• Work request: Transcribe the records in their entirety, exactly as given.

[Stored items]
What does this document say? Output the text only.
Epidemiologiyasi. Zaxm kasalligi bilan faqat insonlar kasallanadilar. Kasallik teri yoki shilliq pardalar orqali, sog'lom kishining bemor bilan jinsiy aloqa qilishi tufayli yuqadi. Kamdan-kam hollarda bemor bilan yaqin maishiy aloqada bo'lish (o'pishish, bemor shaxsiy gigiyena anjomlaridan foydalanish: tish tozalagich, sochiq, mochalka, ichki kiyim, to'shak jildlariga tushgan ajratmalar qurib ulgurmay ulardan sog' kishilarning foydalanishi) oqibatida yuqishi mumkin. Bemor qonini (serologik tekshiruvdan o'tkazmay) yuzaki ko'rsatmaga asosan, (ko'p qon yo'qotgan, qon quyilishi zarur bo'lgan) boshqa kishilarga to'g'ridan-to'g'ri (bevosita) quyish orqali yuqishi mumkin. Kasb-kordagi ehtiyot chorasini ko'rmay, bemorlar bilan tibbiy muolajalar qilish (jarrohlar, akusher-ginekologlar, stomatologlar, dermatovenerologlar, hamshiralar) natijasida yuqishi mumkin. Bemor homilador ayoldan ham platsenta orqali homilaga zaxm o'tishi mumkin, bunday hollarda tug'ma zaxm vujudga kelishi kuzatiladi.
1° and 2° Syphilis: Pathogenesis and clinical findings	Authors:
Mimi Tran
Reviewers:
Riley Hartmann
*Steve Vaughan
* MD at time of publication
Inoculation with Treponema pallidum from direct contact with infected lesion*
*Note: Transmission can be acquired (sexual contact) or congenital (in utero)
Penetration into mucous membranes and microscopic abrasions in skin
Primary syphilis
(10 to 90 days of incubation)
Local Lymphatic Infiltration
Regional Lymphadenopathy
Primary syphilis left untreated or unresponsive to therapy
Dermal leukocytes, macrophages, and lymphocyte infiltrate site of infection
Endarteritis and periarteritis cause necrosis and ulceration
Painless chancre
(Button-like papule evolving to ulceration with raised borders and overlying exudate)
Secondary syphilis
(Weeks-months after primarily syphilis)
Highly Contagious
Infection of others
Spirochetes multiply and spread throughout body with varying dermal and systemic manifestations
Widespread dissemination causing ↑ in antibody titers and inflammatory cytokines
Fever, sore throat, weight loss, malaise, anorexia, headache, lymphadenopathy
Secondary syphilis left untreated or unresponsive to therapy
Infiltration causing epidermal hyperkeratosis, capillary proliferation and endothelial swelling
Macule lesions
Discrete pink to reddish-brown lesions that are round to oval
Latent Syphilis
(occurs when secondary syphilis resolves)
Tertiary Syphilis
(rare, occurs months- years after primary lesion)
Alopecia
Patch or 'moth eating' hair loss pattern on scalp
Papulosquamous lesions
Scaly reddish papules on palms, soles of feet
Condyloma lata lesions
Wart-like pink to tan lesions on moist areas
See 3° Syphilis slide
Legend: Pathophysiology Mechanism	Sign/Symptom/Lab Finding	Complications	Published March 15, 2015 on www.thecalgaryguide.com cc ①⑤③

• Your response:
What does this document say? Output the text only.
Epidemiologiyasi. Zaxm kasalligi bilan faqat insonlar kasallanadilar. Kasallik teri yoki shilliq pardalar orqali, sog'lom kishining bemor bilan jinsiy aloqa qilishi tufayli yuqadi. Kamdan-kam hollarda bemor bilan yaqin maishiy aloqada bo'lish (o'pishish, bemor shaxsiy gigiyena anjomlaridan foydalanish: tish tozalagich, sochiq, mochalka, ichki kiyim, to'shak jildlariga tushgan ajratmalar qurib ulgurmay ulardan sog' kishilarning foydalanishi) oqibatida yuqishi mumkin. Bemor qonini (serologik tekshiruvdan o'tkazmay) yuzaki ko'rsatmaga asosan, (ko'p qon yo'qotgan, qon quyilishi zarur bo'lgan) boshqa kishilarga to'g'ridan-to'g'ri (bevosita) quyish orqali yuqishi mumkin. Kasb-kordagi ehtiyot chorasini ko'rmay, bemorlar bilan tibbiy muolajalar qilish (jarrohlar, akusher-ginekologlar, stomatologlar, dermatovenerologlar, hamshiralar) natijasida yuqishi mumkin. Bemor homilador ayoldan ham platsenta orqali homilaga zaxm o'tishi mumkin, bunday hollarda tug'ma zaxm vujudga kelishi kuzatiladi.
1° and 2° Syphilis: Pathogenesis and clinical findings	Authors:
Mimi Tran
Reviewers:
Riley Hartmann
*Steve Vaughan
* MD at time of publication
Inoculation with Treponema pallidum from direct contact with infected lesion*
*Note: Transmission can be acquired (sexual contact) or congenital (in utero)
Penetration into mucous membranes and microscopic abrasions in skin
Primary syphilis
(10 to 90 days of incubation)
Local Lymphatic Infiltration
Regional Lymphadenopathy
Primary syphilis left untreated or unresponsive to therapy
Dermal leukocytes, macrophages, and lymphocyte infiltrate site of infection
Endarteritis and periarteritis cause necrosis and ulceration
Painless chancre
(Button-like papule evolving to ulceration with raised borders and overlying exudate)
Secondary syphilis
(Weeks-months after primarily syphilis)
Highly Contagious
Infection of others
Spirochetes multiply and spread throughout body with varying dermal and systemic manifestations
Widespread dissemination causing ↑ in antibody titers and inflammatory cytokines
Fever, sore throat, weight loss, malaise, anorexia, headache, lymphadenopathy
Secondary syphilis left untreated or unresponsive to therapy
Infiltration causing epidermal hyperkeratosis, capillary proliferation and endothelial swelling
Macule lesions
Discrete pink to reddish-brown lesions that are round to oval
Latent Syphilis
(occurs when secondary syphilis resolves)
Tertiary Syphilis
(rare, occurs months- years after primary lesion)
Alopecia
Patch or 'moth eating' hair loss pattern on scalp
Papulosquamous lesions
Scaly reddish papules on palms, soles of feet
Condyloma lata lesions
Wart-like pink to tan lesions on moist areas
See 3° Syphilis slide
Legend: Pathophysiology Mechanism	Sign/Symptom/Lab Finding	Complications	Published March 15, 2015 on www.thecalgaryguide.com cc ①⑤③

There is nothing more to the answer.